What needs to be done:
Return the records, each one exactly as written.

Entries provided:
────
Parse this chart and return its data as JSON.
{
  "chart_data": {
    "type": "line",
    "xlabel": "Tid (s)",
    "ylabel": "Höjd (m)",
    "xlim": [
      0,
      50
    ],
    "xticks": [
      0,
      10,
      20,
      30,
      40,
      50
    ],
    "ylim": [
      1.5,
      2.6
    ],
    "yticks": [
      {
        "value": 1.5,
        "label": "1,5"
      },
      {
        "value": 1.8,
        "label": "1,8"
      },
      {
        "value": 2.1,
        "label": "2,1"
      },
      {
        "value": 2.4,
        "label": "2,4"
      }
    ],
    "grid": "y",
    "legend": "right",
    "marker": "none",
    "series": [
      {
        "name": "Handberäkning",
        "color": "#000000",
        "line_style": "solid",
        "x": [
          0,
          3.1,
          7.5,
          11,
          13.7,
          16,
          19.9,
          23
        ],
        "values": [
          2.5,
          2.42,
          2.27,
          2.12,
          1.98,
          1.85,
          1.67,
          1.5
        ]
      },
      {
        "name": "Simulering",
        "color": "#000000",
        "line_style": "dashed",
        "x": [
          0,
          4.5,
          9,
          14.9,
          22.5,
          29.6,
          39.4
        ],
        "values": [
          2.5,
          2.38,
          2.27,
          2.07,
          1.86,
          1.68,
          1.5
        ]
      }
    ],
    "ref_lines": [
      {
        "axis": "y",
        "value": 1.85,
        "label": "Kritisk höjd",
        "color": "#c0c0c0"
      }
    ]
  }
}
────
Complete response:
Parse this chart and return its data as JSON.
{
  "chart_data": {
    "type": "line",
    "xlabel": "Tid (s)",
    "ylabel": "Höjd (m)",
    "xlim": [
      0,
      50
    ],
    "xticks": [
      0,
      10,
      20,
      30,
      40,
      50
    ],
    "ylim": [
      1.5,
      2.6
    ],
    "yticks": [
      {
        "value": 1.5,
        "label": "1,5"
      },
      {
        "value": 1.8,
        "label": "1,8"
      },
      {
        "value": 2.1,
        "label": "2,1"
      },
      {
        "value": 2.4,
        "label": "2,4"
      }
    ],
    "grid": "y",
    "legend": "right",
    "marker": "none",
    "series": [
      {
        "name": "Handberäkning",
        "color": "#000000",
        "line_style": "solid",
        "x": [
          0,
          3.1,
          7.5,
          11,
          13.7,
          16,
          19.9,
          23
        ],
        "values": [
          2.5,
          2.42,
          2.27,
          2.12,
          1.98,
          1.85,
          1.67,
          1.5
        ]
      },
      {
        "name": "Simulering",
        "color": "#000000",
        "line_style": "dashed",
        "x": [
          0,
          4.5,
          9,
          14.9,
          22.5,
          29.6,
          39.4
        ],
        "values": [
          2.5,
          2.38,
          2.27,
          2.07,
          1.86,
          1.68,
          1.5
        ]
      }
    ],
    "ref_lines": [
      {
        "axis": "y",
        "value": 1.85,
        "label": "Kritisk höjd",
        "color": "#c0c0c0"
      }
    ]
  }
}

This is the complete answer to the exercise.